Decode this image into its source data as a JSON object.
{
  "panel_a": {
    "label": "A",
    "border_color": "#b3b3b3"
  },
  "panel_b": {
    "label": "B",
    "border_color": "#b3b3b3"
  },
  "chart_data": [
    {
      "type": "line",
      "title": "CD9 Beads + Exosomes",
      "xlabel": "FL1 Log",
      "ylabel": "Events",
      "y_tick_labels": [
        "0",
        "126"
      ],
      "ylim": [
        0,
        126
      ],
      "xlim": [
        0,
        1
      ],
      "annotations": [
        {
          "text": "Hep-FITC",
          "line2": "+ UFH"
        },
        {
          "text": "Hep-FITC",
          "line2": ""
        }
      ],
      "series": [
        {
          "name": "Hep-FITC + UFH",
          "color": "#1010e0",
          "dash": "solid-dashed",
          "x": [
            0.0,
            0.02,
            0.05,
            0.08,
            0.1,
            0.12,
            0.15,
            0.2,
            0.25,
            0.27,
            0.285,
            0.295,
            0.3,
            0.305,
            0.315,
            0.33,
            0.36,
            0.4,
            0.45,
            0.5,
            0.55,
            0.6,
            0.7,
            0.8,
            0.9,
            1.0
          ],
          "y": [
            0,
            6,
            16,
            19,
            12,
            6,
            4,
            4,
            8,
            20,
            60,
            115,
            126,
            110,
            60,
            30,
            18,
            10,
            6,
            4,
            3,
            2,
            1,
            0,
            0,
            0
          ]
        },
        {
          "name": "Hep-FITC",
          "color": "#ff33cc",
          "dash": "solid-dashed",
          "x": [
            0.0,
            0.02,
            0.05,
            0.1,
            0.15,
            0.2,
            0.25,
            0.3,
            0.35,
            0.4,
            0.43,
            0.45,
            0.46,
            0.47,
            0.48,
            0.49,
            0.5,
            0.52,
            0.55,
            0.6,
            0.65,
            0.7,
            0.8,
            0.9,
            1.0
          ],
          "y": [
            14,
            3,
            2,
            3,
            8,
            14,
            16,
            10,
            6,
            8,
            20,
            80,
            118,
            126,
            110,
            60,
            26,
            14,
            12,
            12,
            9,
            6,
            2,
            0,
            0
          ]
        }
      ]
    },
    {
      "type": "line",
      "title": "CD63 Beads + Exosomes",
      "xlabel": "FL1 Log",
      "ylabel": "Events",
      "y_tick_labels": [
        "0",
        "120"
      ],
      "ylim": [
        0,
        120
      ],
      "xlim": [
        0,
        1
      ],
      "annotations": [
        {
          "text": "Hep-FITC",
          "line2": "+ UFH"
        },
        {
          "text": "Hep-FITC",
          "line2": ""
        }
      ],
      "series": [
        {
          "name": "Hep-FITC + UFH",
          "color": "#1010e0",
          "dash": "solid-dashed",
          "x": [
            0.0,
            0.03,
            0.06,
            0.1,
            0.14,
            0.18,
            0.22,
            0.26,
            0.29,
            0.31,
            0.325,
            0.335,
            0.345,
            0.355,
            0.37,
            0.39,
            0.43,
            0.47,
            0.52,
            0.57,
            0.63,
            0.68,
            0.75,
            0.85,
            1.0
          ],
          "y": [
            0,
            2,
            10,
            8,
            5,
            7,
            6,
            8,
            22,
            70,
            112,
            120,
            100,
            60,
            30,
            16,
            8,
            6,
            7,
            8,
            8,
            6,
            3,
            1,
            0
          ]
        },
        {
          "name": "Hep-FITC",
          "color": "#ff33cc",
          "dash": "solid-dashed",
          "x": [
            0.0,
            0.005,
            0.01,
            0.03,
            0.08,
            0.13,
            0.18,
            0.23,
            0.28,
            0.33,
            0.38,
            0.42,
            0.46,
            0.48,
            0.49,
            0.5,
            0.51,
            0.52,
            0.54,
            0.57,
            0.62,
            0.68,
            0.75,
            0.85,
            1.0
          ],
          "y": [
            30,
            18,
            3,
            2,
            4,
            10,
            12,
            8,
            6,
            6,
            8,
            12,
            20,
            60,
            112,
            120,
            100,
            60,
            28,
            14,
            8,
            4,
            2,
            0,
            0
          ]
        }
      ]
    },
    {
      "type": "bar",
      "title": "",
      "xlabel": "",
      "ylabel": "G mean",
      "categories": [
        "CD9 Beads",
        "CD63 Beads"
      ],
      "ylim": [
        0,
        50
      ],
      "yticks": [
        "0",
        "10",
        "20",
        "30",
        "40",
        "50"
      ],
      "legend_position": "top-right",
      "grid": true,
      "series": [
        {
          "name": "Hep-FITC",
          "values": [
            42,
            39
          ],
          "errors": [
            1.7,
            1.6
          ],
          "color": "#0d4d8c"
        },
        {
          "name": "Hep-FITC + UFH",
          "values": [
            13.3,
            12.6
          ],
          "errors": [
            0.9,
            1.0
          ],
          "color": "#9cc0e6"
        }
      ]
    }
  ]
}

• SET EXERCISE
Each line of the listing above should be output exactly.

• WRITTEN REPLY
Decode this image into its source data as a JSON object.
{
  "panel_a": {
    "label": "A",
    "border_color": "#b3b3b3"
  },
  "panel_b": {
    "label": "B",
    "border_color": "#b3b3b3"
  },
  "chart_data": [
    {
      "type": "line",
      "title": "CD9 Beads + Exosomes",
      "xlabel": "FL1 Log",
      "ylabel": "Events",
      "y_tick_labels": [
        "0",
        "126"
      ],
      "ylim": [
        0,
        126
      ],
      "xlim": [
        0,
        1
      ],
      "annotations": [
        {
          "text": "Hep-FITC",
          "line2": "+ UFH"
        },
        {
          "text": "Hep-FITC",
          "line2": ""
        }
      ],
      "series": [
        {
          "name": "Hep-FITC + UFH",
          "color": "#1010e0",
          "dash": "solid-dashed",
          "x": [
            0.0,
            0.02,
            0.05,
            0.08,
            0.1,
            0.12,
            0.15,
            0.2,
            0.25,
            0.27,
            0.285,
            0.295,
            0.3,
            0.305,
            0.315,
            0.33,
            0.36,
            0.4,
            0.45,
            0.5,
            0.55,
            0.6,
            0.7,
            0.8,
            0.9,
            1.0
          ],
          "y": [
            0,
            6,
            16,
            19,
            12,
            6,
            4,
            4,
            8,
            20,
            60,
            115,
            126,
            110,
            60,
            30,
            18,
            10,
            6,
            4,
            3,
            2,
            1,
            0,
            0,
            0
          ]
        },
        {
          "name": "Hep-FITC",
          "color": "#ff33cc",
          "dash": "solid-dashed",
          "x": [
            0.0,
            0.02,
            0.05,
            0.1,
            0.15,
            0.2,
            0.25,
            0.3,
            0.35,
            0.4,
            0.43,
            0.45,
            0.46,
            0.47,
            0.48,
            0.49,
            0.5,
            0.52,
            0.55,
            0.6,
            0.65,
            0.7,
            0.8,
            0.9,
            1.0
          ],
          "y": [
            14,
            3,
            2,
            3,
            8,
            14,
            16,
            10,
            6,
            8,
            20,
            80,
            118,
            126,
            110,
            60,
            26,
            14,
            12,
            12,
            9,
            6,
            2,
            0,
            0
          ]
        }
      ]
    },
    {
      "type": "line",
      "title": "CD63 Beads + Exosomes",
      "xlabel": "FL1 Log",
      "ylabel": "Events",
      "y_tick_labels": [
        "0",
        "120"
      ],
      "ylim": [
        0,
        120
      ],
      "xlim": [
        0,
        1
      ],
      "annotations": [
        {
          "text": "Hep-FITC",
          "line2": "+ UFH"
        },
        {
          "text": "Hep-FITC",
          "line2": ""
        }
      ],
      "series": [
        {
          "name": "Hep-FITC + UFH",
          "color": "#1010e0",
          "dash": "solid-dashed",
          "x": [
            0.0,
            0.03,
            0.06,
            0.1,
            0.14,
            0.18,
            0.22,
            0.26,
            0.29,
            0.31,
            0.325,
            0.335,
            0.345,
            0.355,
            0.37,
            0.39,
            0.43,
            0.47,
            0.52,
            0.57,
            0.63,
            0.68,
            0.75,
            0.85,
            1.0
          ],
          "y": [
            0,
            2,
            10,
            8,
            5,
            7,
            6,
            8,
            22,
            70,
            112,
            120,
            100,
            60,
            30,
            16,
            8,
            6,
            7,
            8,
            8,
            6,
            3,
            1,
            0
          ]
        },
        {
          "name": "Hep-FITC",
          "color": "#ff33cc",
          "dash": "solid-dashed",
          "x": [
            0.0,
            0.005,
            0.01,
            0.03,
            0.08,
            0.13,
            0.18,
            0.23,
            0.28,
            0.33,
            0.38,
            0.42,
            0.46,
            0.48,
            0.49,
            0.5,
            0.51,
            0.52,
            0.54,
            0.57,
            0.62,
            0.68,
            0.75,
            0.85,
            1.0
          ],
          "y": [
            30,
            18,
            3,
            2,
            4,
            10,
            12,
            8,
            6,
            6,
            8,
            12,
            20,
            60,
            112,
            120,
            100,
            60,
            28,
            14,
            8,
            4,
            2,
            0,
            0
          ]
        }
      ]
    },
    {
      "type": "bar",
      "title": "",
      "xlabel": "",
      "ylabel": "G mean",
      "categories": [
        "CD9 Beads",
        "CD63 Beads"
      ],
      "ylim": [
        0,
        50
      ],
      "yticks": [
        "0",
        "10",
        "20",
        "30",
        "40",
        "50"
      ],
      "legend_position": "top-right",
      "grid": true,
      "series": [
        {
          "name": "Hep-FITC",
          "values": [
            42,
            39
          ],
          "errors": [
            1.7,
            1.6
          ],
          "color": "#0d4d8c"
        },
        {
          "name": "Hep-FITC + UFH",
          "values": [
            13.3,
            12.6
          ],
          "errors": [
            0.9,
            1.0
          ],
          "color": "#9cc0e6"
        }
      ]
    }
  ]
}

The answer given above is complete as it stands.